— Begin Records to use —

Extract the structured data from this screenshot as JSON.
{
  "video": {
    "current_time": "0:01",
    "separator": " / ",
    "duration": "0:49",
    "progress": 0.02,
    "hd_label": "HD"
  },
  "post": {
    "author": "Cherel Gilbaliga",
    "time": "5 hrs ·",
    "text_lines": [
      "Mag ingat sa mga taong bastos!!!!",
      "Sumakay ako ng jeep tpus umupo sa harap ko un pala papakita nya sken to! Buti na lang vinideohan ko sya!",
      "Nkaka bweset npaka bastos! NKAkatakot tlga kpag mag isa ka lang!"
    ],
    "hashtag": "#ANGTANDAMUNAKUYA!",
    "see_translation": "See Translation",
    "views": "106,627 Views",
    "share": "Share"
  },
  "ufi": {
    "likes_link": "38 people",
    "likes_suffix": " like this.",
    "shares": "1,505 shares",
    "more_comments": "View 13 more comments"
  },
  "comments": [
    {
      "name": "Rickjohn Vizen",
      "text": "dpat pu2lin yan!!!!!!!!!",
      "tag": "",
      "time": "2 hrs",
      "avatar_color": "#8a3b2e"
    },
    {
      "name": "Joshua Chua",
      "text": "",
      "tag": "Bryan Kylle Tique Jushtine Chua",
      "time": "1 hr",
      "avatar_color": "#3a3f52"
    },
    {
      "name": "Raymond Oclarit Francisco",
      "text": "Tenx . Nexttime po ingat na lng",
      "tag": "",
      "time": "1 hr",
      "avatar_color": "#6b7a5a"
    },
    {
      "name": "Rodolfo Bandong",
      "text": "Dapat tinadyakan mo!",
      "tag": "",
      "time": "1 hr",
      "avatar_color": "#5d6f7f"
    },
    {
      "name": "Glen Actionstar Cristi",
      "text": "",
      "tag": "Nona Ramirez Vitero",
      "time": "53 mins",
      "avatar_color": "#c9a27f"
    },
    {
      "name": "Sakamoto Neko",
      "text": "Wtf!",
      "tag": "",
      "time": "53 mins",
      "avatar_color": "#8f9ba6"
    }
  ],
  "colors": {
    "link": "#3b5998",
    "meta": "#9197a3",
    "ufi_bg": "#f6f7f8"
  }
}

— End Records to use —

- _The exercise_
Please repeat the listing exactly, with nothing left out.

- _Response to the exercise_
Extract the structured data from this screenshot as JSON.
{
  "video": {
    "current_time": "0:01",
    "separator": " / ",
    "duration": "0:49",
    "progress": 0.02,
    "hd_label": "HD"
  },
  "post": {
    "author": "Cherel Gilbaliga",
    "time": "5 hrs ·",
    "text_lines": [
      "Mag ingat sa mga taong bastos!!!!",
      "Sumakay ako ng jeep tpus umupo sa harap ko un pala papakita nya sken to! Buti na lang vinideohan ko sya!",
      "Nkaka bweset npaka bastos! NKAkatakot tlga kpag mag isa ka lang!"
    ],
    "hashtag": "#ANGTANDAMUNAKUYA!",
    "see_translation": "See Translation",
    "views": "106,627 Views",
    "share": "Share"
  },
  "ufi": {
    "likes_link": "38 people",
    "likes_suffix": " like this.",
    "shares": "1,505 shares",
    "more_comments": "View 13 more comments"
  },
  "comments": [
    {
      "name": "Rickjohn Vizen",
      "text": "dpat pu2lin yan!!!!!!!!!",
      "tag": "",
      "time": "2 hrs",
      "avatar_color": "#8a3b2e"
    },
    {
      "name": "Joshua Chua",
      "text": "",
      "tag": "Bryan Kylle Tique Jushtine Chua",
      "time": "1 hr",
      "avatar_color": "#3a3f52"
    },
    {
      "name": "Raymond Oclarit Francisco",
      "text": "Tenx . Nexttime po ingat na lng",
      "tag": "",
      "time": "1 hr",
      "avatar_color": "#6b7a5a"
    },
    {
      "name": "Rodolfo Bandong",
      "text": "Dapat tinadyakan mo!",
      "tag": "",
      "time": "1 hr",
      "avatar_color": "#5d6f7f"
    },
    {
      "name": "Glen Actionstar Cristi",
      "text": "",
      "tag": "Nona Ramirez Vitero",
      "time": "53 mins",
      "avatar_color": "#c9a27f"
    },
    {
      "name": "Sakamoto Neko",
      "text": "Wtf!",
      "tag": "",
      "time": "53 mins",
      "avatar_color": "#8f9ba6"
    }
  ],
  "colors": {
    "link": "#3b5998",
    "meta": "#9197a3",
    "ufi_bg": "#f6f7f8"
  }
}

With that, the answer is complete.